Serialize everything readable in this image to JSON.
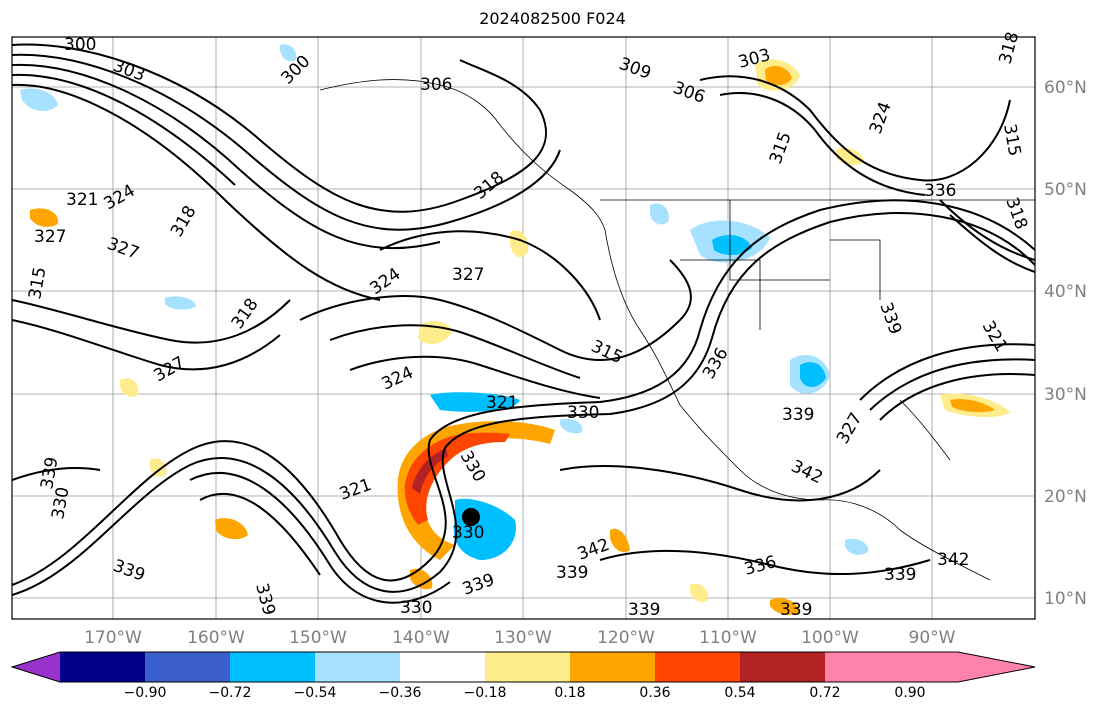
{
  "title": "2024082500 F024",
  "map": {
    "lon_labels": [
      "170°W",
      "160°W",
      "150°W",
      "140°W",
      "130°W",
      "120°W",
      "110°W",
      "100°W",
      "90°W"
    ],
    "lat_labels": [
      "60°N",
      "50°N",
      "40°N",
      "30°N",
      "20°N",
      "10°N"
    ],
    "contour_labels": [
      "300",
      "303",
      "306",
      "309",
      "315",
      "318",
      "321",
      "324",
      "327",
      "330",
      "336",
      "339",
      "342"
    ]
  },
  "colorbar": {
    "ticks": [
      "−0.90",
      "−0.72",
      "−0.54",
      "−0.36",
      "−0.18",
      "0.18",
      "0.36",
      "0.54",
      "0.72",
      "0.90"
    ],
    "colors": [
      "#9932cc",
      "#00008b",
      "#3a5fcd",
      "#00bfff",
      "#a6e1ff",
      "#ffffff",
      "#ffec8b",
      "#ffa500",
      "#ff4500",
      "#b22222",
      "#ff82ab"
    ]
  }
}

EXERCISE TASK
Extract every line of the data exactly; pictures stay out.

FULL SOLUTION
Serialize everything readable in this image to JSON.
{
  "title": "2024082500 F024",
  "map": {
    "lon_labels": [
      "170°W",
      "160°W",
      "150°W",
      "140°W",
      "130°W",
      "120°W",
      "110°W",
      "100°W",
      "90°W"
    ],
    "lat_labels": [
      "60°N",
      "50°N",
      "40°N",
      "30°N",
      "20°N",
      "10°N"
    ],
    "contour_labels": [
      "300",
      "303",
      "306",
      "309",
      "315",
      "318",
      "321",
      "324",
      "327",
      "330",
      "336",
      "339",
      "342"
    ]
  },
  "colorbar": {
    "ticks": [
      "−0.90",
      "−0.72",
      "−0.54",
      "−0.36",
      "−0.18",
      "0.18",
      "0.36",
      "0.54",
      "0.72",
      "0.90"
    ],
    "colors": [
      "#9932cc",
      "#00008b",
      "#3a5fcd",
      "#00bfff",
      "#a6e1ff",
      "#ffffff",
      "#ffec8b",
      "#ffa500",
      "#ff4500",
      "#b22222",
      "#ff82ab"
    ]
  }
}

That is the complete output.